* start Dataset content *

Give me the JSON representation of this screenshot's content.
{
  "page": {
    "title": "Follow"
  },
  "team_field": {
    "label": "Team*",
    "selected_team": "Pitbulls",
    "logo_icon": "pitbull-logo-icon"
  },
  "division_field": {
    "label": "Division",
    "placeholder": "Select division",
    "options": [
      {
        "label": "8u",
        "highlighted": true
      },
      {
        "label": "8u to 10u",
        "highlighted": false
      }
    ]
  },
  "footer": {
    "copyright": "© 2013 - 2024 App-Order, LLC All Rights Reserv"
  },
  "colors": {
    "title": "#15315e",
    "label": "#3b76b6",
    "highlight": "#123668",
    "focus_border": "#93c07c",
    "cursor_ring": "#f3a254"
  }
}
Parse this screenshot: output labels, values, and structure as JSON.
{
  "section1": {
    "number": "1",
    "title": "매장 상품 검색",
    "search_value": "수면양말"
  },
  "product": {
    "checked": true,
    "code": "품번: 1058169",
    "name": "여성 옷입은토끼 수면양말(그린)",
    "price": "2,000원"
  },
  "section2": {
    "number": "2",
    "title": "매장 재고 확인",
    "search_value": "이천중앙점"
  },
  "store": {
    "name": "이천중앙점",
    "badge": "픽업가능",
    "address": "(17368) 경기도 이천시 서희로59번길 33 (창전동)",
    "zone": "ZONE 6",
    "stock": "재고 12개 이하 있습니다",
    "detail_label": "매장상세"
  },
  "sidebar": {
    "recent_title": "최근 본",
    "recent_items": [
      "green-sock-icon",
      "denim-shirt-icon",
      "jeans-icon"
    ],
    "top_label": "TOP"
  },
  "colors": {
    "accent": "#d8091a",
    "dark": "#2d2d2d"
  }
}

* end Dataset content *

**Your objective:**
Starting from the line containing "Parse this screenshot: output" and ending with the final line of the data, reproduce each line exactly as it appears, including no other lines.

**Correct result:**
Parse this screenshot: output labels, values, and structure as JSON.
{
  "section1": {
    "number": "1",
    "title": "매장 상품 검색",
    "search_value": "수면양말"
  },
  "product": {
    "checked": true,
    "code": "품번: 1058169",
    "name": "여성 옷입은토끼 수면양말(그린)",
    "price": "2,000원"
  },
  "section2": {
    "number": "2",
    "title": "매장 재고 확인",
    "search_value": "이천중앙점"
  },
  "store": {
    "name": "이천중앙점",
    "badge": "픽업가능",
    "address": "(17368) 경기도 이천시 서희로59번길 33 (창전동)",
    "zone": "ZONE 6",
    "stock": "재고 12개 이하 있습니다",
    "detail_label": "매장상세"
  },
  "sidebar": {
    "recent_title": "최근 본",
    "recent_items": [
      "green-sock-icon",
      "denim-shirt-icon",
      "jeans-icon"
    ],
    "top_label": "TOP"
  },
  "colors": {
    "accent": "#d8091a",
    "dark": "#2d2d2d"
  }
}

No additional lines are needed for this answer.